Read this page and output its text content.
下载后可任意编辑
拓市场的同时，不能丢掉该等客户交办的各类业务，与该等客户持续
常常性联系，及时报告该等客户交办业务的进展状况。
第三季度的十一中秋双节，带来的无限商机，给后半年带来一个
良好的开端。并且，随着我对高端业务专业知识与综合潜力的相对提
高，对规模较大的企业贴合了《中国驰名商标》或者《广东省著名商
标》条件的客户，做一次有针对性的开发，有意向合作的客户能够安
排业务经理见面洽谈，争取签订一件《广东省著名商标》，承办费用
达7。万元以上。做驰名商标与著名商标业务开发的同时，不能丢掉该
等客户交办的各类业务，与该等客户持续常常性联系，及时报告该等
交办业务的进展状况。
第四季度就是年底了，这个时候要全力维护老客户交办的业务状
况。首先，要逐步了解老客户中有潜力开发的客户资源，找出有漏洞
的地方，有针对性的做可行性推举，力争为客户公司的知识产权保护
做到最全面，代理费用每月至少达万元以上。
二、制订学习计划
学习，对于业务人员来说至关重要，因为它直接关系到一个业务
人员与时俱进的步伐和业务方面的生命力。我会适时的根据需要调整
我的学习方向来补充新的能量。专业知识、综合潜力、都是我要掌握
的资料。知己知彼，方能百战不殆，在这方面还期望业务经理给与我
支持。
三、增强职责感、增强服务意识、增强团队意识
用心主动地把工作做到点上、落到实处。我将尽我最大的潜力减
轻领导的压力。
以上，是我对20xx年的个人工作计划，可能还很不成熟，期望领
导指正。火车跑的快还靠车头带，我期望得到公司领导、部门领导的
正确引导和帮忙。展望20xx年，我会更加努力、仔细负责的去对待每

What is asked — Reproduce each record exactly as it appears.

Exercise output —
Read this page and output its text content.
下载后可任意编辑
拓市场的同时，不能丢掉该等客户交办的各类业务，与该等客户持续
常常性联系，及时报告该等客户交办业务的进展状况。
第三季度的十一中秋双节，带来的无限商机，给后半年带来一个
良好的开端。并且，随着我对高端业务专业知识与综合潜力的相对提
高，对规模较大的企业贴合了《中国驰名商标》或者《广东省著名商
标》条件的客户，做一次有针对性的开发，有意向合作的客户能够安
排业务经理见面洽谈，争取签订一件《广东省著名商标》，承办费用
达7。万元以上。做驰名商标与著名商标业务开发的同时，不能丢掉该
等客户交办的各类业务，与该等客户持续常常性联系，及时报告该等
交办业务的进展状况。
第四季度就是年底了，这个时候要全力维护老客户交办的业务状
况。首先，要逐步了解老客户中有潜力开发的客户资源，找出有漏洞
的地方，有针对性的做可行性推举，力争为客户公司的知识产权保护
做到最全面，代理费用每月至少达万元以上。
二、制订学习计划
学习，对于业务人员来说至关重要，因为它直接关系到一个业务
人员与时俱进的步伐和业务方面的生命力。我会适时的根据需要调整
我的学习方向来补充新的能量。专业知识、综合潜力、都是我要掌握
的资料。知己知彼，方能百战不殆，在这方面还期望业务经理给与我
支持。
三、增强职责感、增强服务意识、增强团队意识
用心主动地把工作做到点上、落到实处。我将尽我最大的潜力减
轻领导的压力。
以上，是我对20xx年的个人工作计划，可能还很不成熟，期望领
导指正。火车跑的快还靠车头带，我期望得到公司领导、部门领导的
正确引导和帮忙。展望20xx年，我会更加努力、仔细负责的去对待每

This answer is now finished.